THE EXERCISE - Pull every line holding the string "Empresa" from the records below.

SOURCE MATERIAL -
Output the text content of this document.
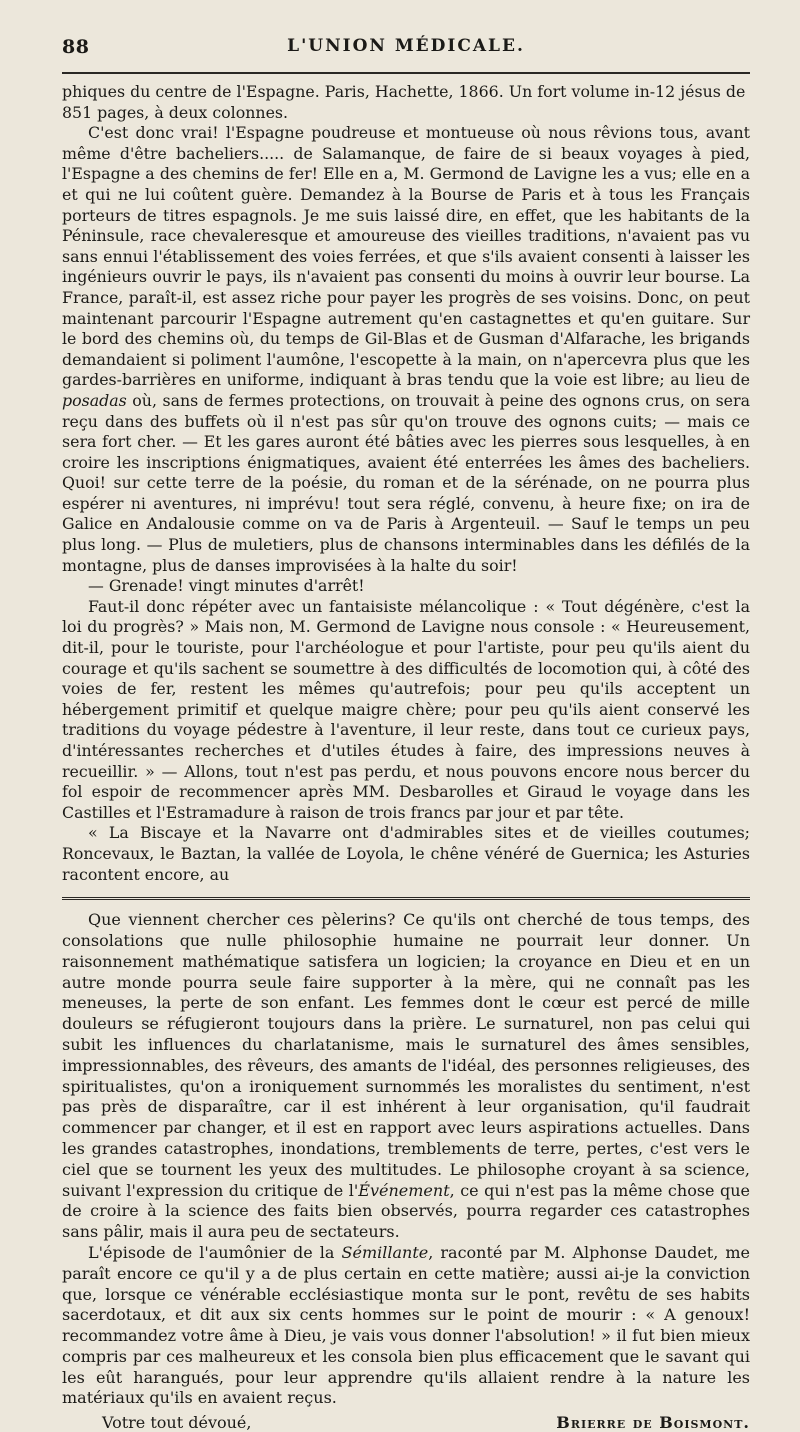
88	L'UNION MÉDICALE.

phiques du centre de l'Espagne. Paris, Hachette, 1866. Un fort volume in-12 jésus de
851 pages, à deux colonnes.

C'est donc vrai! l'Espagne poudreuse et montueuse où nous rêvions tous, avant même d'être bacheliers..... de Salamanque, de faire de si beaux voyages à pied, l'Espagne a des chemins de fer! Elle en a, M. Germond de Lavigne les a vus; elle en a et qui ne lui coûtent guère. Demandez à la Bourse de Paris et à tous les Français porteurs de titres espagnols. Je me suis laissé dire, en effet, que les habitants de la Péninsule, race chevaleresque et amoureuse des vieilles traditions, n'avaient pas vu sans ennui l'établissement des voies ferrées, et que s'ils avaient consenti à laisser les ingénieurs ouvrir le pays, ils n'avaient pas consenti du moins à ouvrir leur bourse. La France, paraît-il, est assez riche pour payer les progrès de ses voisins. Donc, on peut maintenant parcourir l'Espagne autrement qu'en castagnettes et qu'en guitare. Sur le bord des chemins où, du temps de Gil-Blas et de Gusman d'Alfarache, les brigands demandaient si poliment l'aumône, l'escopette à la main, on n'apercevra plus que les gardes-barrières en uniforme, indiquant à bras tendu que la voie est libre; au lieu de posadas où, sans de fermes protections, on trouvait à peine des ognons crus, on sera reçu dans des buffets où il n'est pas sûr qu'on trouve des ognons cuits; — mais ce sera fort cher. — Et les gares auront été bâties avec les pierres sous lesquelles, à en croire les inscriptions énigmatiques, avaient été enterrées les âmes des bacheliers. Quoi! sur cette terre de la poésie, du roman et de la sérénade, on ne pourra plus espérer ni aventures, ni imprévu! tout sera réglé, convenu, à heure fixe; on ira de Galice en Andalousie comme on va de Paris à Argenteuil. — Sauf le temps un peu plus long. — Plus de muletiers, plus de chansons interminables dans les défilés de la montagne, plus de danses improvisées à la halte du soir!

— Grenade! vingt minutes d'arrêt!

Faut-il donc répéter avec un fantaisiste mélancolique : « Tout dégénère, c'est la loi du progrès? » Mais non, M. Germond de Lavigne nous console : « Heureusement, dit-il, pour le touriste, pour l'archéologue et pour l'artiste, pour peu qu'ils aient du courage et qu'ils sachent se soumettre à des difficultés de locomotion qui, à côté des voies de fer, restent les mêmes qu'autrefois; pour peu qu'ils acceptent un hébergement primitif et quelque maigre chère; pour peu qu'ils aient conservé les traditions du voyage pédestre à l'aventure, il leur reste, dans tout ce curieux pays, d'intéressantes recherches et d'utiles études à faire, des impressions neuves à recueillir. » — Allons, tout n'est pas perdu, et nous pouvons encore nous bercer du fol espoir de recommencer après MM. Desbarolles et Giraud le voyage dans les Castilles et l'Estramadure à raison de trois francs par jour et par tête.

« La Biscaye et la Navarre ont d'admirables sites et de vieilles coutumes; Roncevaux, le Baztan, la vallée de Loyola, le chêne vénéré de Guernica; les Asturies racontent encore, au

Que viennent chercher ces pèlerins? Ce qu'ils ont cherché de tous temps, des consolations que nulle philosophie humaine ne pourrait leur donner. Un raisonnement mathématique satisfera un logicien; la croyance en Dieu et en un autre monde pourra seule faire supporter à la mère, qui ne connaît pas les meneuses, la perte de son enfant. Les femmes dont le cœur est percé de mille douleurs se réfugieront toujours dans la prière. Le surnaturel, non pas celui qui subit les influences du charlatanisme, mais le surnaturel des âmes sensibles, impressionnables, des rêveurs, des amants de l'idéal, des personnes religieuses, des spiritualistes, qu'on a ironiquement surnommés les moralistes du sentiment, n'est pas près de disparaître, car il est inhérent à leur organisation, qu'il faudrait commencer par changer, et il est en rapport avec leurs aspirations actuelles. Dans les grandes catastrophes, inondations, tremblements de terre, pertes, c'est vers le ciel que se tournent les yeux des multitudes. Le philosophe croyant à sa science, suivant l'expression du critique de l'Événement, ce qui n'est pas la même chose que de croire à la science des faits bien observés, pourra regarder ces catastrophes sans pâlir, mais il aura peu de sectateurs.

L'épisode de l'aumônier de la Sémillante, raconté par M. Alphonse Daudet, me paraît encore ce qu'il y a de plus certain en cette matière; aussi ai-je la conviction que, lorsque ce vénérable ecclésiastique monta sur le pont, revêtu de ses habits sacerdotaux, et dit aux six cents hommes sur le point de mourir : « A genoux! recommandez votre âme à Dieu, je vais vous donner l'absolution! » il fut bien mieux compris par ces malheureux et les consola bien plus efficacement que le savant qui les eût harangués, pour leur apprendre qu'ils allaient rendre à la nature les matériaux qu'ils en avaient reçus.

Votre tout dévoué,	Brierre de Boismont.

...

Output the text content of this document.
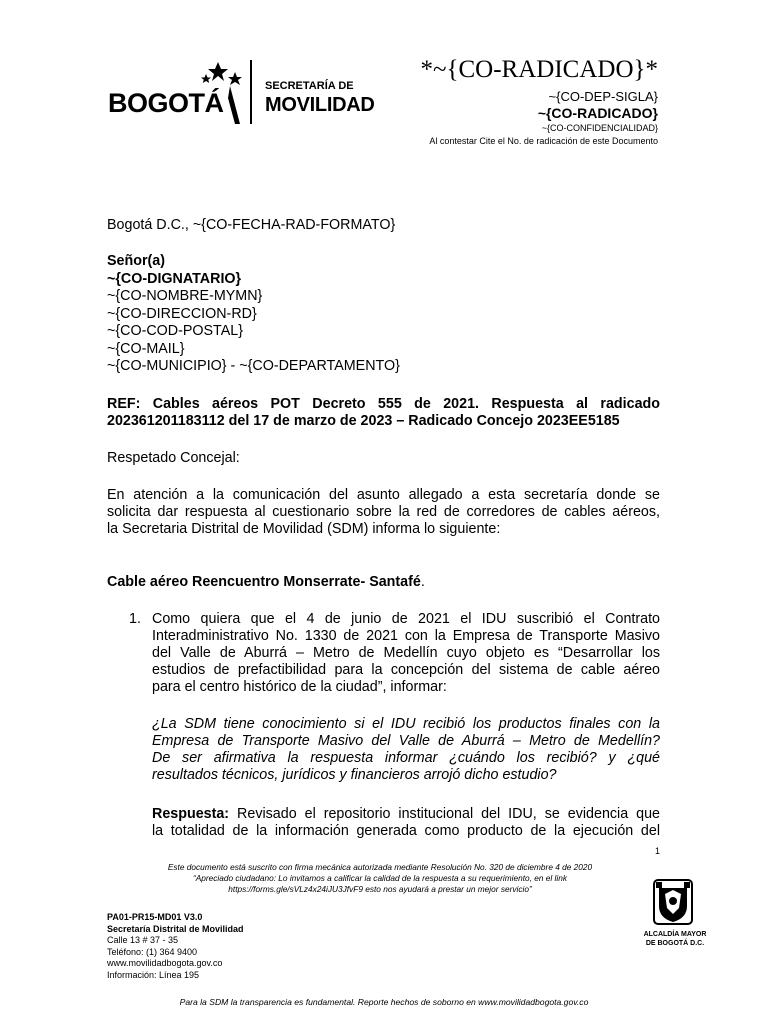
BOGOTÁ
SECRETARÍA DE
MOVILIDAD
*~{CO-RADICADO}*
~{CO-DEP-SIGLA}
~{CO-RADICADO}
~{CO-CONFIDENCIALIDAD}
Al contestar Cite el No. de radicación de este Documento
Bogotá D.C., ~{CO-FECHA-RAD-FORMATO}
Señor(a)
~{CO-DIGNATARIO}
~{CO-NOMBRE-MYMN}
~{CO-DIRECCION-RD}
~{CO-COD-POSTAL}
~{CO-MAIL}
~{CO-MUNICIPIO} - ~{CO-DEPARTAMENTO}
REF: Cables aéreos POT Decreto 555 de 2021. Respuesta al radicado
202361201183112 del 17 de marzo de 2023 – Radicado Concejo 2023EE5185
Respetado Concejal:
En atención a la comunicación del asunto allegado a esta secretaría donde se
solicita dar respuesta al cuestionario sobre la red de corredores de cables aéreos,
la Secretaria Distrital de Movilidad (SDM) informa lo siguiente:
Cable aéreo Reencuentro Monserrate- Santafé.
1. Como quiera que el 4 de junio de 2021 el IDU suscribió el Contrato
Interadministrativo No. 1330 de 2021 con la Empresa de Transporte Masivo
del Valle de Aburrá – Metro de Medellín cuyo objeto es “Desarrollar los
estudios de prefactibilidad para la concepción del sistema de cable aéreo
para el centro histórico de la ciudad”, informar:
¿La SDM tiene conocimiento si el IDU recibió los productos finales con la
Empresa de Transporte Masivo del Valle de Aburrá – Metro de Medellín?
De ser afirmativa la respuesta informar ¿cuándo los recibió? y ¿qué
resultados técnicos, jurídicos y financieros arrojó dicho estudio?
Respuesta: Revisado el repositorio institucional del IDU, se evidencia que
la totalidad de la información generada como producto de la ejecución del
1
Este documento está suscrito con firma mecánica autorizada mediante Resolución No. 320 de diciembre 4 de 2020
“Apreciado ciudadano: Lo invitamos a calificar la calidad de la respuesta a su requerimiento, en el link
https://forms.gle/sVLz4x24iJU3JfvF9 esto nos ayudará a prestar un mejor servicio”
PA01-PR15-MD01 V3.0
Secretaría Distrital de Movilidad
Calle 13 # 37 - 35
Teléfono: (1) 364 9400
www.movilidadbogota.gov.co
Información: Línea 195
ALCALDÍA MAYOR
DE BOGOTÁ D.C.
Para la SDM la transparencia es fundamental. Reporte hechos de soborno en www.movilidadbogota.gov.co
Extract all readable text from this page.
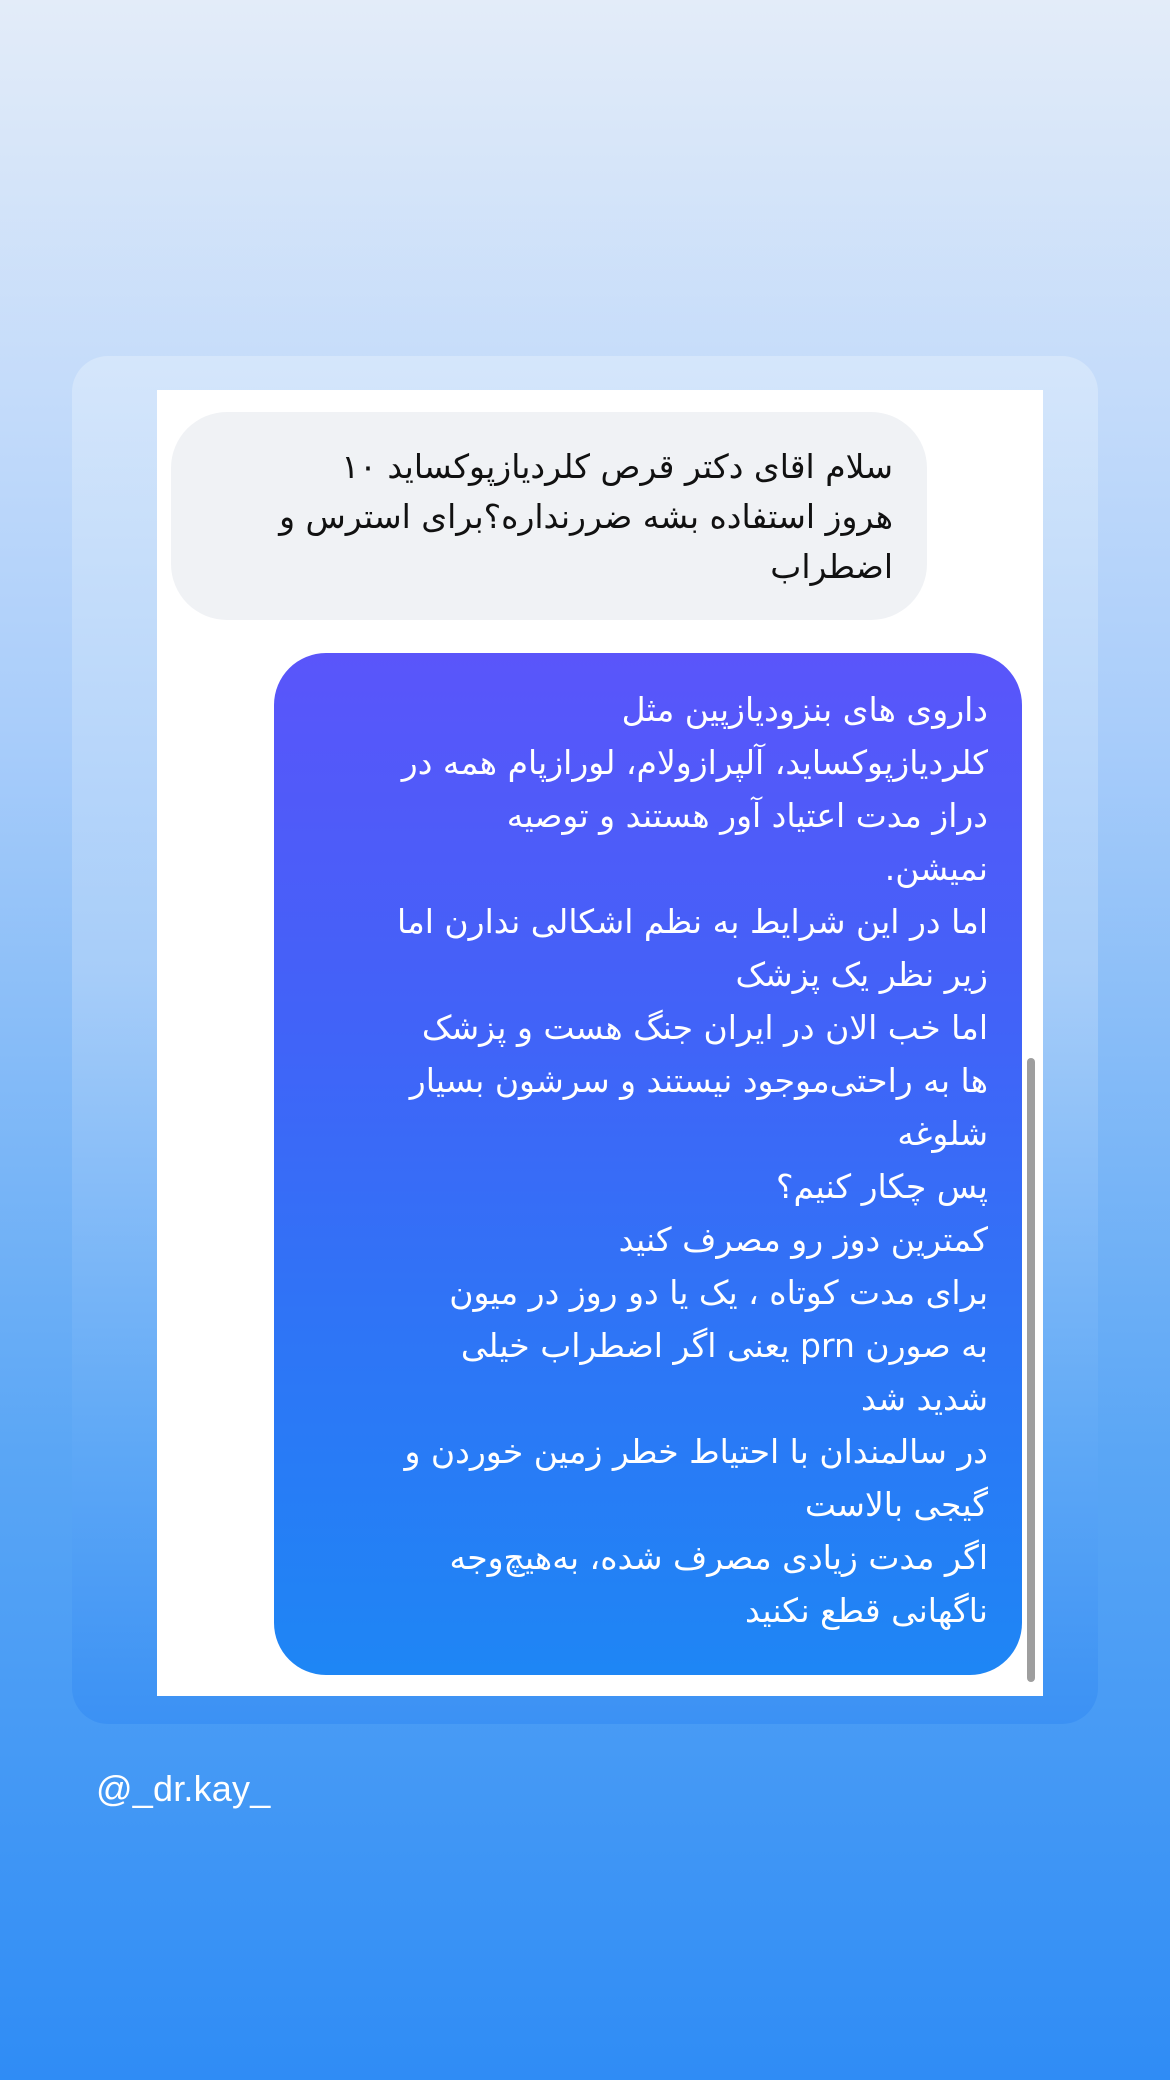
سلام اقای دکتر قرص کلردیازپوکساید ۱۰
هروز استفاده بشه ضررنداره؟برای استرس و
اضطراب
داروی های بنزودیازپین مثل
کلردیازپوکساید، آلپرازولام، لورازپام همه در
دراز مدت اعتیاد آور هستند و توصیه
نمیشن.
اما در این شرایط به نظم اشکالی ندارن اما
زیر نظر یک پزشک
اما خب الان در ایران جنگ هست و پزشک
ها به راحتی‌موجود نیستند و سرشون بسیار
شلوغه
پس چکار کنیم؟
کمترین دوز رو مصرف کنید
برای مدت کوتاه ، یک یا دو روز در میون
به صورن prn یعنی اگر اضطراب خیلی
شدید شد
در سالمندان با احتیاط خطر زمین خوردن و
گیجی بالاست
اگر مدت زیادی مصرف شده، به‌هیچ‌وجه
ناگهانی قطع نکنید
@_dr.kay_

* * *

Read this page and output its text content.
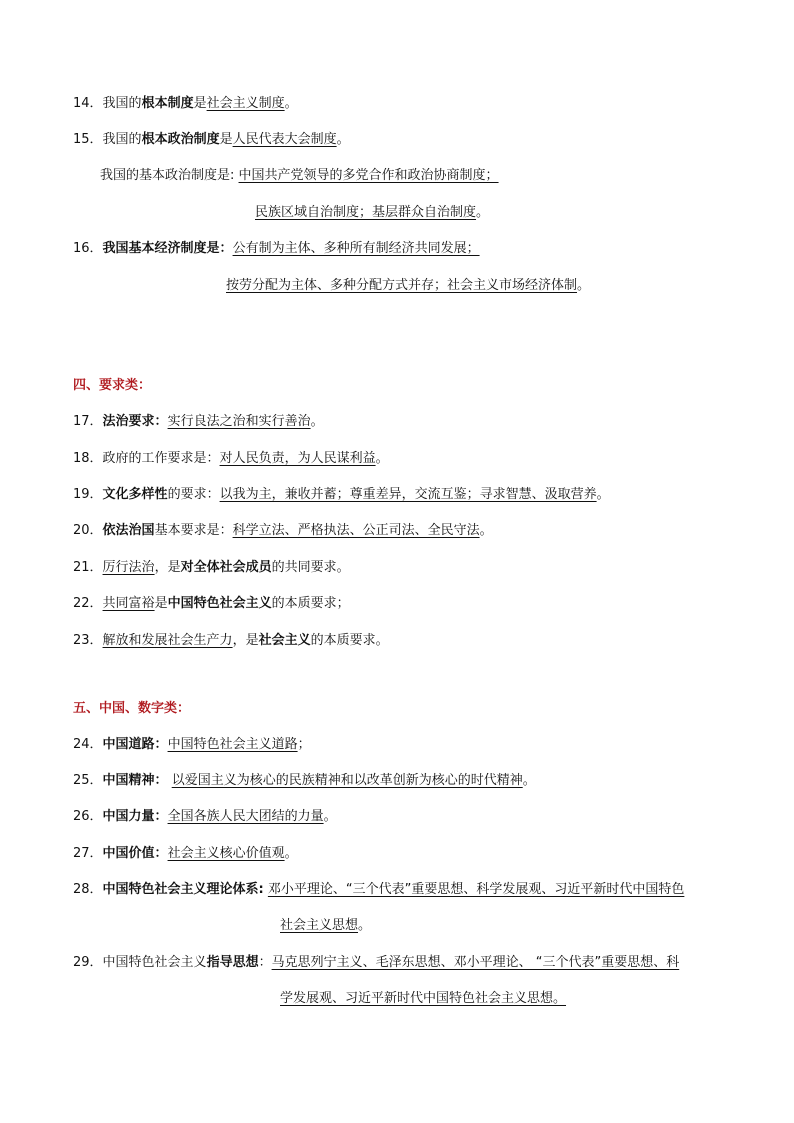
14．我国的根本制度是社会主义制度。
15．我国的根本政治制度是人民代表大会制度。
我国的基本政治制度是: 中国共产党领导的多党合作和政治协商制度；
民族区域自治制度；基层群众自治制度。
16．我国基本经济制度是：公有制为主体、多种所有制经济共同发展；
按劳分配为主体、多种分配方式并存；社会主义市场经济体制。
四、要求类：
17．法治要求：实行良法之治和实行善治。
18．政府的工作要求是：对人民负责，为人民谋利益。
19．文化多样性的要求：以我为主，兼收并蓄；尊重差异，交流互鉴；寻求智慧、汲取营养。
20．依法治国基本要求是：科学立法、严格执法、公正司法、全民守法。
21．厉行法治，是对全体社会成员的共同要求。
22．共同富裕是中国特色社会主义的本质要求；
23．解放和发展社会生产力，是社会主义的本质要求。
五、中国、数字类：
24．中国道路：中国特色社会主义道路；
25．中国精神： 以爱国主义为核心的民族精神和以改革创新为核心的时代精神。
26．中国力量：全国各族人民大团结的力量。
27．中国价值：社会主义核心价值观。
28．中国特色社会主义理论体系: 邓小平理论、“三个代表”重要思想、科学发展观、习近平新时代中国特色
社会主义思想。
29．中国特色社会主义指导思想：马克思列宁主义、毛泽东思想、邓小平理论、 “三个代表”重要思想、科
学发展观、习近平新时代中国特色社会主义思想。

TASK SOLUTION -
Interadministrativo No. 1330 de 2021 con la Empresa de Transporte Masivo
Empresa de Transporte Masivo del Valle de Aburrá – Metro de Medellín?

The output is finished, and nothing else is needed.